start

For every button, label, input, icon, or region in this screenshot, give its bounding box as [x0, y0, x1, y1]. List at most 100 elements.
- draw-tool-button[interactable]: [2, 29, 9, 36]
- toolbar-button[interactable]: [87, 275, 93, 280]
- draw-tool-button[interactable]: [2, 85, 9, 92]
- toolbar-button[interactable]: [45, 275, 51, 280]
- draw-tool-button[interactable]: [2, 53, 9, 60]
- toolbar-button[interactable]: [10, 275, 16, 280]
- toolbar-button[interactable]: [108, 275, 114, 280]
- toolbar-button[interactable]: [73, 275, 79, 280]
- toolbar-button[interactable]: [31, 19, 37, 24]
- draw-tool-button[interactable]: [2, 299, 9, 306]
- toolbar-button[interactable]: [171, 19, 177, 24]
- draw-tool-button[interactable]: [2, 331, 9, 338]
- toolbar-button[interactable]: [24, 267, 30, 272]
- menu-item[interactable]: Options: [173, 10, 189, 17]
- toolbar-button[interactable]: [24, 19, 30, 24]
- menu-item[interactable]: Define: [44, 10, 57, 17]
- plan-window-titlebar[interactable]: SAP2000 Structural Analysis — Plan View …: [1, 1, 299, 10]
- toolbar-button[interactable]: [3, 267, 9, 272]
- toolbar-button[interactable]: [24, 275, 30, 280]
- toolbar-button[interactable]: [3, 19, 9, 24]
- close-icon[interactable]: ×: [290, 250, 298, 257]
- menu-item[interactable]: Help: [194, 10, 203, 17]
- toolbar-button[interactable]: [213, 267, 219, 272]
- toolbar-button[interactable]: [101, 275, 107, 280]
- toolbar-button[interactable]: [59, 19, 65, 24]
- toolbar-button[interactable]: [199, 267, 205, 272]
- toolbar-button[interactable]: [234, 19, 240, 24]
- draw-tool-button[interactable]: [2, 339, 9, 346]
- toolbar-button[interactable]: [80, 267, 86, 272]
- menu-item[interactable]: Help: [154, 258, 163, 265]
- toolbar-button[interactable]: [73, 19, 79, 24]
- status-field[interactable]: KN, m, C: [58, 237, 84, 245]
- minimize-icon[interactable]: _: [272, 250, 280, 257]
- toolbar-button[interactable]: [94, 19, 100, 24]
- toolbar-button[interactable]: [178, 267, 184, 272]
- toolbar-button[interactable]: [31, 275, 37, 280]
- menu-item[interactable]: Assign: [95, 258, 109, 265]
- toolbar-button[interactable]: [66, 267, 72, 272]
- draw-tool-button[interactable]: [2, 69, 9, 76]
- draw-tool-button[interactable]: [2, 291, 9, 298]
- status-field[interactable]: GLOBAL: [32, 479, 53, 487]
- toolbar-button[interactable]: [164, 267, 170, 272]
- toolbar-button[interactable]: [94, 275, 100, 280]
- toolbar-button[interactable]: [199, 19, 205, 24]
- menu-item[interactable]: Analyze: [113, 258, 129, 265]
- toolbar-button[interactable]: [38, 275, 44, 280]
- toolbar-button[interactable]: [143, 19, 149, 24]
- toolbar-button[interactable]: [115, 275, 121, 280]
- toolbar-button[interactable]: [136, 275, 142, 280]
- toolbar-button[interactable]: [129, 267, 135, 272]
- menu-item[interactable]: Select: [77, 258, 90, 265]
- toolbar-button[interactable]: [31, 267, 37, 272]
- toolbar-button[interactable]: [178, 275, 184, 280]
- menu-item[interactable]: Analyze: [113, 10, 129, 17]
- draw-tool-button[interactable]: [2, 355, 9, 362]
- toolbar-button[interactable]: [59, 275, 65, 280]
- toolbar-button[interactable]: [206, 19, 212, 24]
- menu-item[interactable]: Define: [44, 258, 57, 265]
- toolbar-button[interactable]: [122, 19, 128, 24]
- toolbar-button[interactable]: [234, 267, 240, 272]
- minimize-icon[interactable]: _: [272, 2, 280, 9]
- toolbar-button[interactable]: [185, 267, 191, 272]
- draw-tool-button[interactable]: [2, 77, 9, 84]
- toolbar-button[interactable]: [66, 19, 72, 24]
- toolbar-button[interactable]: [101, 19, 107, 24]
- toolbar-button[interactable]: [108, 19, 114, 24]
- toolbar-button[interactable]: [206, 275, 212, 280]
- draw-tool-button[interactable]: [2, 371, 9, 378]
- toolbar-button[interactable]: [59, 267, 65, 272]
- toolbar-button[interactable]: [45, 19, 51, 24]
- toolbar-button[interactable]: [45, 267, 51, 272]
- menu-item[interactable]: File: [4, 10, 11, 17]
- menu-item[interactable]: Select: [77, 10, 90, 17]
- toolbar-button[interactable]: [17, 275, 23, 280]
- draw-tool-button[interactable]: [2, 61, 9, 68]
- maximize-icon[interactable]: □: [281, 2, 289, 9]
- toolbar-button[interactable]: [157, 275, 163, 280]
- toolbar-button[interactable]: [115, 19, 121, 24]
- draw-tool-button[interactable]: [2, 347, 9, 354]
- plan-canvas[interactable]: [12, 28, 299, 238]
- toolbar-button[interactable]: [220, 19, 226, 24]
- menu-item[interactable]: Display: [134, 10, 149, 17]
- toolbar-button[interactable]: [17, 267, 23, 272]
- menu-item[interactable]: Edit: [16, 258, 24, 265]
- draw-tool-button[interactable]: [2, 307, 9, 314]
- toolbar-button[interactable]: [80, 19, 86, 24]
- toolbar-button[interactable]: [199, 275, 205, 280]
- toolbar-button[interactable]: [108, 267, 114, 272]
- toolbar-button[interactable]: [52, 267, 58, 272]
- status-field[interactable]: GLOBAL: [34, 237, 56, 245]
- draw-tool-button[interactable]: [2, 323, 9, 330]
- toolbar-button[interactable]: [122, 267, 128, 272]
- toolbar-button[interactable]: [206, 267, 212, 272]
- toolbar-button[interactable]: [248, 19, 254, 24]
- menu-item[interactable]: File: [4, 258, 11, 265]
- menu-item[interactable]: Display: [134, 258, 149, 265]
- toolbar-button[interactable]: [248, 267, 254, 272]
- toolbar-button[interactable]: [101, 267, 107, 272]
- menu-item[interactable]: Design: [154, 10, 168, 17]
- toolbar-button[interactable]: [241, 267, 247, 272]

end

What the task requires -> Which lines of the material contain the string "field"? Copy each of those lines in full, treating uppercase and lowercase as different.

Answer ->
- status-field[interactable]: KN, m, C: [58, 237, 84, 245]
- status-field[interactable]: GLOBAL: [32, 479, 53, 487]
- status-field[interactable]: GLOBAL: [34, 237, 56, 245]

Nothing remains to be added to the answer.